* [Extrait du texte]
——

« Rénover l’architecture »

Dans le fil de la publication du rapport d’information sur la création architecturale, François de Mazières, député des Yvelines, membre de la commission des affaires culturelles et de l’éducation de l’Assemblée nationale, profite des Universités d’été de l’architecture pour faire des propositions en vue de l’examen du projet de loi relatif aux patrimoines culturels prévu au premier semestre 2015.

« La profession d’architecte connaît aujourd’hui une double évolution qui lui est préjudiciable : elle se paupérise économiquement et se marginalise dans le processus de construction. Le revenu médian annuel d’un architecte est de 28 600 euros alors qu’en France le ratio architecte/population (45 architectes pour 100 000 habitants, soit 30 000 architectes inscrits au tableau) est faible au regard de la moyenne européenne (82 pour 100 000). Le morcellement de la maîtrise d’œuvre a incontestablement contribué à un appauvrissement de la profession ainsi qu’à une marginalisation de l’architecte dans le processus de construction. En effet, parmi les corps de métier qui participent à la maîtrise d’œuvre, les bureaux d’études et de contrôle ont pris une part prépondérante qui a réduit le rôle de l’architecte. Si bien qu’en France, le recours à l’architecte est injustement perçu comme un luxe : il induirait un coût supplémentaire pour un gain accessoire ; cette doxa[1] explique que les architectes n’interviennent que sur un tiers des constructions. Or, le coût global (sur 30 ou 50 ans) ainsi que le taux de sinistralité sont plus faibles lorsqu’un bâtiment est conçu par un architecte tandis que ses usages sont mieux pris en compte, y compris dans une dimension environnementale, ce qui est indispensable au regard de la diminution de la taille des logements liée à la solvabilité des ménages.

——

* [Données brutes]

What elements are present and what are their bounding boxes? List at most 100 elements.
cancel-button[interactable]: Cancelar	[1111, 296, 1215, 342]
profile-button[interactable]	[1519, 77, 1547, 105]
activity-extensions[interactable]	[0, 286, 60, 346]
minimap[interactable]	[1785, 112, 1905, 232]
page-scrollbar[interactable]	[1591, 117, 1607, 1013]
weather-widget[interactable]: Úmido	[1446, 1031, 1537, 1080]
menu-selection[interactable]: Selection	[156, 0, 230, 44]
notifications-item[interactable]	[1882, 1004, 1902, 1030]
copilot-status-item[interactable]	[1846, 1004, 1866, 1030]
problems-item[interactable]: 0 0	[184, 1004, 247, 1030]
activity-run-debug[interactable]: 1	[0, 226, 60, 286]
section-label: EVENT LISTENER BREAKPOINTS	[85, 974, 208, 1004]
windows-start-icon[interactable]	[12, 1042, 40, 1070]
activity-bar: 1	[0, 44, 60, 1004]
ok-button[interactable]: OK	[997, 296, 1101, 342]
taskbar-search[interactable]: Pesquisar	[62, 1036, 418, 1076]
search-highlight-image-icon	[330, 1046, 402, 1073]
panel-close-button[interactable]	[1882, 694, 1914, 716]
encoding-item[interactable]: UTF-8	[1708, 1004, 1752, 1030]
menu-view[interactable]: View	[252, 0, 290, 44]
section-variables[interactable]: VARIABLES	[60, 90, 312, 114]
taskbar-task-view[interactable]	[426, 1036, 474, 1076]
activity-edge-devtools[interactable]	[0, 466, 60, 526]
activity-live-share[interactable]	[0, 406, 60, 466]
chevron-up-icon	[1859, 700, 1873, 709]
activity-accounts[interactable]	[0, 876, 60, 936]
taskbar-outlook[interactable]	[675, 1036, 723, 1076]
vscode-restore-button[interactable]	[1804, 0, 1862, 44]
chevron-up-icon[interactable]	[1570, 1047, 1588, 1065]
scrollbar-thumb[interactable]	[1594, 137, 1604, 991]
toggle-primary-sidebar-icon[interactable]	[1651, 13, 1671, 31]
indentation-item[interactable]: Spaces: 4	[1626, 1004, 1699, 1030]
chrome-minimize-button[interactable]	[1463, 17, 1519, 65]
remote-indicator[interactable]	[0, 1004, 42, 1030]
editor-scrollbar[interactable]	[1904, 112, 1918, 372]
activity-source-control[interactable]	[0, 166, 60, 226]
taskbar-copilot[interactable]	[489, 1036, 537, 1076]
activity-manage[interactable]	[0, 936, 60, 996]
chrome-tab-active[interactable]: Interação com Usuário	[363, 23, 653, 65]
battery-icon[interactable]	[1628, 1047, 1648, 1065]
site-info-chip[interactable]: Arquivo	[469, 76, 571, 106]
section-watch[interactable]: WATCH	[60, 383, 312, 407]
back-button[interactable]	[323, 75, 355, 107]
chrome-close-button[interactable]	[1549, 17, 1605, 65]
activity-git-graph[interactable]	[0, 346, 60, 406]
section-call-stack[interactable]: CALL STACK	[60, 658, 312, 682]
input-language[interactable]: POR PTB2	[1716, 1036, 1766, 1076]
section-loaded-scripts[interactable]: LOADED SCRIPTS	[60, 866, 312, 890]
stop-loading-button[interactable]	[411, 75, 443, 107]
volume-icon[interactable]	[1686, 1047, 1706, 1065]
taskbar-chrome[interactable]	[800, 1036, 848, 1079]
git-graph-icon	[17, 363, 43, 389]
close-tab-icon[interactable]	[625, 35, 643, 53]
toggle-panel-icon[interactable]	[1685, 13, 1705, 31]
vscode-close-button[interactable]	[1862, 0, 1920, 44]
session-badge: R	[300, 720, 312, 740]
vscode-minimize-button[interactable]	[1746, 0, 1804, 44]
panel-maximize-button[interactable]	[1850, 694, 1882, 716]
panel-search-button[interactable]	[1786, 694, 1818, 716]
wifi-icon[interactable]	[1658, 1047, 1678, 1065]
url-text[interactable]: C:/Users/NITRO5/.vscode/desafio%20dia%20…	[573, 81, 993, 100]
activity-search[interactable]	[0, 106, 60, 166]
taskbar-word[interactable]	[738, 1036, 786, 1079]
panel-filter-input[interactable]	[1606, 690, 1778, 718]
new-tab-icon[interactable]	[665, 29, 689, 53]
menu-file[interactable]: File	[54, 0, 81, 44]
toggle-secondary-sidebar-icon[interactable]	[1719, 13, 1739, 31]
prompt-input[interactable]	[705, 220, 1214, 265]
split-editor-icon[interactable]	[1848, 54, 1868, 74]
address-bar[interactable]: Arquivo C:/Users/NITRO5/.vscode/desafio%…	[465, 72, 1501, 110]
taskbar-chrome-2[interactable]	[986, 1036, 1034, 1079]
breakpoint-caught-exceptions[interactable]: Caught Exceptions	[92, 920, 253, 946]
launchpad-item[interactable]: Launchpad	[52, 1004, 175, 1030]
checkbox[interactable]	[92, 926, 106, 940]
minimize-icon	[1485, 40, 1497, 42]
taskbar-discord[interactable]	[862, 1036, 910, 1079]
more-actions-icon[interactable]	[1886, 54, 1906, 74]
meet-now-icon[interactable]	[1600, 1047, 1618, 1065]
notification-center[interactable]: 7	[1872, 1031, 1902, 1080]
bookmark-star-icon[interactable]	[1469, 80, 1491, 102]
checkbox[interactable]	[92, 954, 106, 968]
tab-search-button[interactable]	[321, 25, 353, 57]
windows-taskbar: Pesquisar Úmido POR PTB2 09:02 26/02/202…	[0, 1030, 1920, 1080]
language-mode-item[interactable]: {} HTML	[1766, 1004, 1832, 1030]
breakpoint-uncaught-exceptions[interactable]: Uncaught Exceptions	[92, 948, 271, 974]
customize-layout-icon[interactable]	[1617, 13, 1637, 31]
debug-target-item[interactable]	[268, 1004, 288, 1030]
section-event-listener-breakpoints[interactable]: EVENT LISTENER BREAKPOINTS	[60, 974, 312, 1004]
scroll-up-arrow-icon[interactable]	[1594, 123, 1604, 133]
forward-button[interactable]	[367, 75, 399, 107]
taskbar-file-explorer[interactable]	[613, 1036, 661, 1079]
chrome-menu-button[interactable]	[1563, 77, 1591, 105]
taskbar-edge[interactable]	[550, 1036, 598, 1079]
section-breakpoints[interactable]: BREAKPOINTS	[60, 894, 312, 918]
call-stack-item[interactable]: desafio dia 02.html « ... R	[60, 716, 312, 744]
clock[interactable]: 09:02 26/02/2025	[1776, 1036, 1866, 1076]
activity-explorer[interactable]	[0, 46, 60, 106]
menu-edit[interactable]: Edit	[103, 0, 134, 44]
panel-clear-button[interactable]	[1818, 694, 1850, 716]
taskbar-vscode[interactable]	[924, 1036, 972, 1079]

——

* [Consigne] Résumez sous forme de liste à puces le paragraphe du texte qui commence par « La profession d’architecte connaît aujourd’hui », en gardant ses faits principaux. Les lignes forment un matériau à part, indépendant du texte.

* [Réponse]
- La profession d’architecte s’appauvrit économiquement et se marginalise dans le processus de construction.
- Le revenu médian annuel d’un architecte est de 28 600 euros.
- La France compte 45 architectes pour 100 000 habitants (30 000 inscrits au tableau), contre 82 en moyenne européenne.
- Le morcellement de la maîtrise d’œuvre, où les bureaux d’études et de contrôle ont pris une part prépondérante, a réduit le rôle de l’architecte.
- Le recours à l’architecte est perçu à tort comme un luxe, si bien qu’il n’intervient que sur un tiers des constructions.
- Quand un architecte conçoit un bâtiment, le coût global sur 30 ou 50 ans et le taux de sinistralité sont plus faibles.
- Les usages, y compris dans leur dimension environnementale, sont alors mieux pris en compte, ce qui est indispensable face à la diminution de la taille des logements liée à la solvabilité des ménages.